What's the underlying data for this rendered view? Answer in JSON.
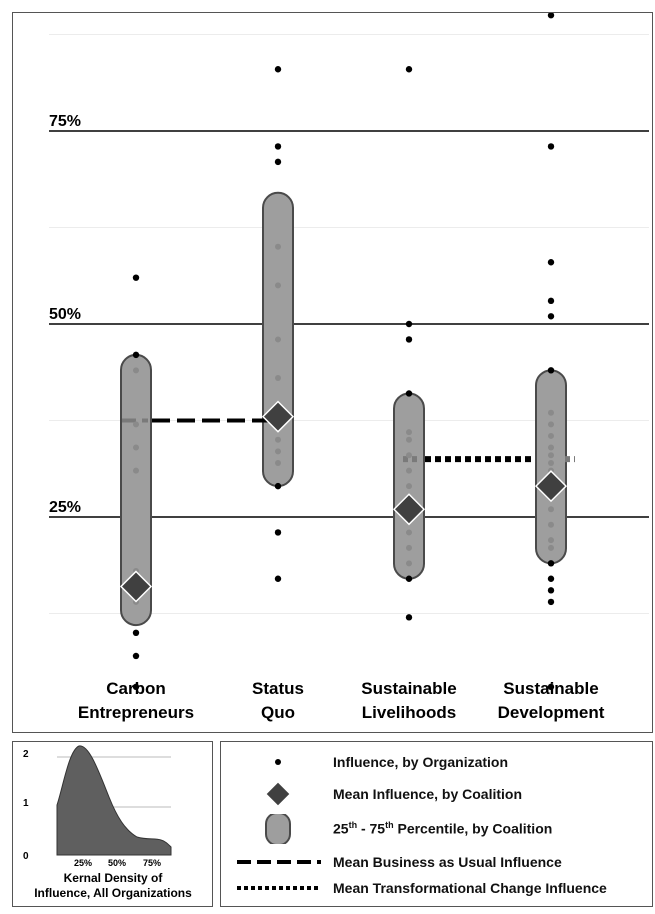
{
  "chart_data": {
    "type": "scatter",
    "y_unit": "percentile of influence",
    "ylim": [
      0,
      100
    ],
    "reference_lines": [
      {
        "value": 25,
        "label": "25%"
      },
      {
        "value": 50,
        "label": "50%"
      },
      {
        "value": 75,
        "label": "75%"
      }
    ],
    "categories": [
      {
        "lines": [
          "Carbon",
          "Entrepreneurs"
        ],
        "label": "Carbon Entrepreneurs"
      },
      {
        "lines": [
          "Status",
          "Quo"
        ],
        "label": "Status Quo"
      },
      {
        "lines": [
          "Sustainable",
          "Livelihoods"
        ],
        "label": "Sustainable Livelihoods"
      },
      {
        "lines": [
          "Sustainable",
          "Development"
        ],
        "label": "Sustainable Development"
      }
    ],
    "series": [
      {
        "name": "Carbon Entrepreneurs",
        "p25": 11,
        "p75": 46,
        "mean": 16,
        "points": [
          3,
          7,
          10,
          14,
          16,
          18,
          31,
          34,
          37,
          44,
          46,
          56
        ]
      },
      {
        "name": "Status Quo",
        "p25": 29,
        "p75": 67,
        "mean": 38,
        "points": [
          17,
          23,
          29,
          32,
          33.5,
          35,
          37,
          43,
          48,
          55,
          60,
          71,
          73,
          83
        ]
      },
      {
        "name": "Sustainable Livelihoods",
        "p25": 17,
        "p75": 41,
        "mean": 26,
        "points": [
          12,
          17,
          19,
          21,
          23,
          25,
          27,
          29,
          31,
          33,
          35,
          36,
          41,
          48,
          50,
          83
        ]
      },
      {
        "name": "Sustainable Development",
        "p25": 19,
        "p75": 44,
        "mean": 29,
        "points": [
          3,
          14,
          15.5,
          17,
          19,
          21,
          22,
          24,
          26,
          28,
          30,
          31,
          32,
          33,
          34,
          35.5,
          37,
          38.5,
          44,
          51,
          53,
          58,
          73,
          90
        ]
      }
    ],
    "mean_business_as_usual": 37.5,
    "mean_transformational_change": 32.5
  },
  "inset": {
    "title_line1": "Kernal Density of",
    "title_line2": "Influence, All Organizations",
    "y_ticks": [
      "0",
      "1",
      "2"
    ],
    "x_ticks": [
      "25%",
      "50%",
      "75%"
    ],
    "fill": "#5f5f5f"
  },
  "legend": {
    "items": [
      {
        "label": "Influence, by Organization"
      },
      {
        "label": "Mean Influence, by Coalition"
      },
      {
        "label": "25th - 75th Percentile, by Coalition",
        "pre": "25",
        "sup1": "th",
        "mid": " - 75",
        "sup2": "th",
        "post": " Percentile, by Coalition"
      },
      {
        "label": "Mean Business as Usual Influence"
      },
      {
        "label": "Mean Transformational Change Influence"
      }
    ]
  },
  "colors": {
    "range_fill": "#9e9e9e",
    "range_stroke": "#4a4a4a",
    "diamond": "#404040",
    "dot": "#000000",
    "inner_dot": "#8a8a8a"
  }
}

+ + + +

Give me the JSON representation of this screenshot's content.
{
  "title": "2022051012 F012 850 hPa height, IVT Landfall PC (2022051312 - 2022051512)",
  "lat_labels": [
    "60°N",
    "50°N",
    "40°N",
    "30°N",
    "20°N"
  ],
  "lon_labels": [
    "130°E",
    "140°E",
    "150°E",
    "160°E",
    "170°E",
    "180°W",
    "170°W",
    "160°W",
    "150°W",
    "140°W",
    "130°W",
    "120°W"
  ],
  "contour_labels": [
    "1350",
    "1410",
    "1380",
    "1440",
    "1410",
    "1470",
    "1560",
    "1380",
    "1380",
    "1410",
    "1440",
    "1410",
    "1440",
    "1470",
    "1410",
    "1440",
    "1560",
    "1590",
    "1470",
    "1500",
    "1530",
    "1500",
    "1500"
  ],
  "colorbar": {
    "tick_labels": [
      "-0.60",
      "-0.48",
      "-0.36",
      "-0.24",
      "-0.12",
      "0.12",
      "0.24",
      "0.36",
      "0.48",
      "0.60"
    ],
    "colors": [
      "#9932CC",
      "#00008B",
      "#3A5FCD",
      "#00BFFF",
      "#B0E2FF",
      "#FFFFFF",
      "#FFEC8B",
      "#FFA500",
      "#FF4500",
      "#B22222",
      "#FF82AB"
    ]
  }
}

+ + + +

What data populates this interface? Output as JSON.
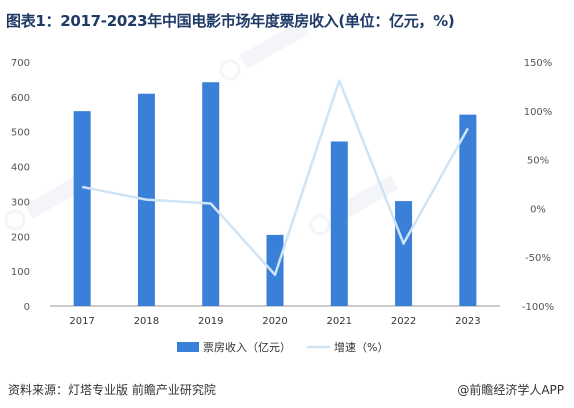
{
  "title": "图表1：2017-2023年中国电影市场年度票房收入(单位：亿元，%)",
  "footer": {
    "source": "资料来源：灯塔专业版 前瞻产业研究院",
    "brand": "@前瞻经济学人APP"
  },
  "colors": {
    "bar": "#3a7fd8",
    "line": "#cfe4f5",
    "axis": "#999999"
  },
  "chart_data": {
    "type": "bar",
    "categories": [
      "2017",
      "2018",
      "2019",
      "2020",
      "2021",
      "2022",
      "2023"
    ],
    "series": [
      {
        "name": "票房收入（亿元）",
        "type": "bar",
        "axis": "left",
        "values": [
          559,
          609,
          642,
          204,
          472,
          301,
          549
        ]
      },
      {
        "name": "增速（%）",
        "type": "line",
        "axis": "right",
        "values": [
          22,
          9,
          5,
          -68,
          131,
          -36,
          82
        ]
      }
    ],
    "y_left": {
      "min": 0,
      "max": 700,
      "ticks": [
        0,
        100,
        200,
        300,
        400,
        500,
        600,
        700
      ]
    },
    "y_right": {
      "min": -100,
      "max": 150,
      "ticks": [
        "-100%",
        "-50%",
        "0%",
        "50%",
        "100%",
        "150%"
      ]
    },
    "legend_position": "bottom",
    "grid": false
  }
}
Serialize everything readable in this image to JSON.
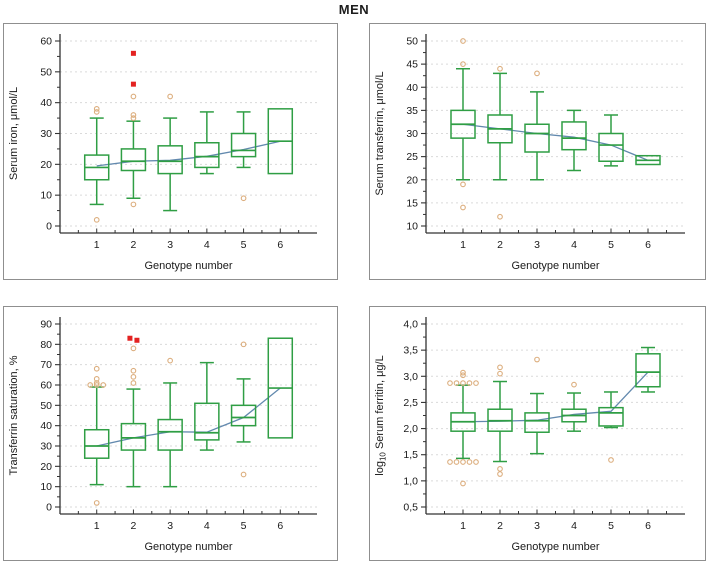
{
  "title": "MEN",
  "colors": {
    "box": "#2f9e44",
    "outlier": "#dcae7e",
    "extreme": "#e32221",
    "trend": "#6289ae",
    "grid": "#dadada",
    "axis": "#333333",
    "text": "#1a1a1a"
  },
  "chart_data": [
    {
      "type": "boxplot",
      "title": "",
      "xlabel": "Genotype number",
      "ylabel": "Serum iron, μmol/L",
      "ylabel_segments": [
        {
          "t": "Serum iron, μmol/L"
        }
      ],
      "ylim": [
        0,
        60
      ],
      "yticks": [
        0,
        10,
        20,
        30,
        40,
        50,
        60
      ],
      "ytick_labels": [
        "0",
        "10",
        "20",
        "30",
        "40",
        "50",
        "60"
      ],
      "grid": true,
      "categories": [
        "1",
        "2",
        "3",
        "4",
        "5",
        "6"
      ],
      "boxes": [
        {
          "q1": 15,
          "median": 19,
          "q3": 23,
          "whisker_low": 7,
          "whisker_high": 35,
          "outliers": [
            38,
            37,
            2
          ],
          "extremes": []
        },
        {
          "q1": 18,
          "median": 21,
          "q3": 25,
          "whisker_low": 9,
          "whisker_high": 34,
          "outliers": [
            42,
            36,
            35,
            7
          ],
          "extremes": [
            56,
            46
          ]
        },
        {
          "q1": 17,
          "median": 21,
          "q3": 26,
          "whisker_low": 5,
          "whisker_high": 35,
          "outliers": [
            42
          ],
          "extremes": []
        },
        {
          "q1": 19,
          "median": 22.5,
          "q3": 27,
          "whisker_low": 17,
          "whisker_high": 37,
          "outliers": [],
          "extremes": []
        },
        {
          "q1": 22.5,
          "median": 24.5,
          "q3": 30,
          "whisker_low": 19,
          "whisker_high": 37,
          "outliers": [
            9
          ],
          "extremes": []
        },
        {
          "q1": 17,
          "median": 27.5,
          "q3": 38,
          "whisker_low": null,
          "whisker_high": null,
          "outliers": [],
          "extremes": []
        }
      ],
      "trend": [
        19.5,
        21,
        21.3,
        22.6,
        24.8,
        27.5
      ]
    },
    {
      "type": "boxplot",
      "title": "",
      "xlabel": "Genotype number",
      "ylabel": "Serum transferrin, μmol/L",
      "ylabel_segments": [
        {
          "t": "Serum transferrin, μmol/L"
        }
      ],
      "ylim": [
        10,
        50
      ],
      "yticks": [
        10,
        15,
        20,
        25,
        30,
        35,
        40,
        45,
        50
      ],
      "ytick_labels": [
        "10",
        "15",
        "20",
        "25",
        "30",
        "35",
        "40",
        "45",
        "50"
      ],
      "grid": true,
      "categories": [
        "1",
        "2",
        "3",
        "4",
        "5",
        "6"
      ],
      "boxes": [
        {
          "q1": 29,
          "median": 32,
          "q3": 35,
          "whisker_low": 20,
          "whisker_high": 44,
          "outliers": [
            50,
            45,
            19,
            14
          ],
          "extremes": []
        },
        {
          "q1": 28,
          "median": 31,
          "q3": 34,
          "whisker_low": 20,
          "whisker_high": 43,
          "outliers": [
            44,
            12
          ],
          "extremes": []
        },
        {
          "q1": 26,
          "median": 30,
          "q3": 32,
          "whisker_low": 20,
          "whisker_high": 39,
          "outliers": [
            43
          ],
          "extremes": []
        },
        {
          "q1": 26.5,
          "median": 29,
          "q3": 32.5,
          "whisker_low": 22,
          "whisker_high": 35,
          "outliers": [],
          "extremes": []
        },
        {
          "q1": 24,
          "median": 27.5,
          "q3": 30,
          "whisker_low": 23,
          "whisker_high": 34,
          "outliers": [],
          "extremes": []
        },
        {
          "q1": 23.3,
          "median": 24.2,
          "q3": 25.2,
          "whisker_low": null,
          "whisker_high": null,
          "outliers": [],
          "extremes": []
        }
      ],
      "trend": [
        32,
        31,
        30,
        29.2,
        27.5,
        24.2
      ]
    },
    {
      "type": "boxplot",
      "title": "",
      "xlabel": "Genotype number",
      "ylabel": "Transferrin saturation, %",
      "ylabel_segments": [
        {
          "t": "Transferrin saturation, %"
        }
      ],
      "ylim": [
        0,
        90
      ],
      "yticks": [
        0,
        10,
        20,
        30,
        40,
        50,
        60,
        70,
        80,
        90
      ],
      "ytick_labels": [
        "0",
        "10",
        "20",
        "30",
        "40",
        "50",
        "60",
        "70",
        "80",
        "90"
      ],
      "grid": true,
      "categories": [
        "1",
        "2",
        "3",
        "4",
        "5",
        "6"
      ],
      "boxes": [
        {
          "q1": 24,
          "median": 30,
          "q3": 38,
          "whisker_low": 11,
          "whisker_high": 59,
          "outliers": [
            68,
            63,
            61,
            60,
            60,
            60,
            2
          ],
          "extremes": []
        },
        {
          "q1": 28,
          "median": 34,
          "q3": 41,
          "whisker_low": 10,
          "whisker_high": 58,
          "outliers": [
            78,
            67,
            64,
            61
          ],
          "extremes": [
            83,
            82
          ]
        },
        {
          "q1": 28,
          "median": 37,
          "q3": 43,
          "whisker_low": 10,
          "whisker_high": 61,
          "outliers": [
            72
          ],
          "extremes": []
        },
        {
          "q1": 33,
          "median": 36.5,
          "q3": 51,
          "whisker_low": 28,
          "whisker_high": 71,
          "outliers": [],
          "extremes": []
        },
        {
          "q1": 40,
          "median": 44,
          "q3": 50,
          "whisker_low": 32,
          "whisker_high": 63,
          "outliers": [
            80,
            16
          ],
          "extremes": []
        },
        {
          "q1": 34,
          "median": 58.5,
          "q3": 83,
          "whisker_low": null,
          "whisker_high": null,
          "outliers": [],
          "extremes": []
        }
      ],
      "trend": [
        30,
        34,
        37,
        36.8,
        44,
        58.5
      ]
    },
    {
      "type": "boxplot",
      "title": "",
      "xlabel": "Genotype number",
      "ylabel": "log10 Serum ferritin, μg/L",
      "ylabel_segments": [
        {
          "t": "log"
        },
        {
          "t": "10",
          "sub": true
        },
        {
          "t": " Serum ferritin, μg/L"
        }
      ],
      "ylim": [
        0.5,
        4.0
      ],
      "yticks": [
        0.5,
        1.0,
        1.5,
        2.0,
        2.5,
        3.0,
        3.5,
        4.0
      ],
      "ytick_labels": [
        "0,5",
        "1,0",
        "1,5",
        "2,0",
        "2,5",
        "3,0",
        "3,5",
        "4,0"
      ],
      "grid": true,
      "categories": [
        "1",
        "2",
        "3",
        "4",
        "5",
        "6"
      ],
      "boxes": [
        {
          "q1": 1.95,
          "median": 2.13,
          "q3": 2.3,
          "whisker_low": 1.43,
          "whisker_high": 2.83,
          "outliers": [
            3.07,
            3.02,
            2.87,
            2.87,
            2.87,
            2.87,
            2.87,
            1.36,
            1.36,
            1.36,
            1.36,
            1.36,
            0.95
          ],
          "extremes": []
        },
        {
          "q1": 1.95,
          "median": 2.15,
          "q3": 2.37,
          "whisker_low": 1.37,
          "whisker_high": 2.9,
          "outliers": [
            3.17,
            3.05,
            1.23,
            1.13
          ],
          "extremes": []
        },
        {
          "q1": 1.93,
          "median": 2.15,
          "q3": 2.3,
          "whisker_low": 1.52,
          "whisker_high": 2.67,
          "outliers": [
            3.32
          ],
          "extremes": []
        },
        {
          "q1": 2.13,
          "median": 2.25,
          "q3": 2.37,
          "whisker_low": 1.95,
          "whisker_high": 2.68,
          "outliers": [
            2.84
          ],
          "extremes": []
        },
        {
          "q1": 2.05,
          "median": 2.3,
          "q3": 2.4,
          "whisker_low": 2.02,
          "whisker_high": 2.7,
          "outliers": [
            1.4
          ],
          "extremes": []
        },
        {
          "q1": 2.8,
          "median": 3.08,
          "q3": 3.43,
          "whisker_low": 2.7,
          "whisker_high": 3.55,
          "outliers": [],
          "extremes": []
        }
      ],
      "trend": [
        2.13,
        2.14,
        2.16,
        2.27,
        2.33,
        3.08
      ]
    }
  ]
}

+ + + +

> Stated task
Copy every line from the entries that contains the word "Livelihoods".

> Expected output
          "Livelihoods"
        "label": "Sustainable Livelihoods"
        "name": "Sustainable Livelihoods",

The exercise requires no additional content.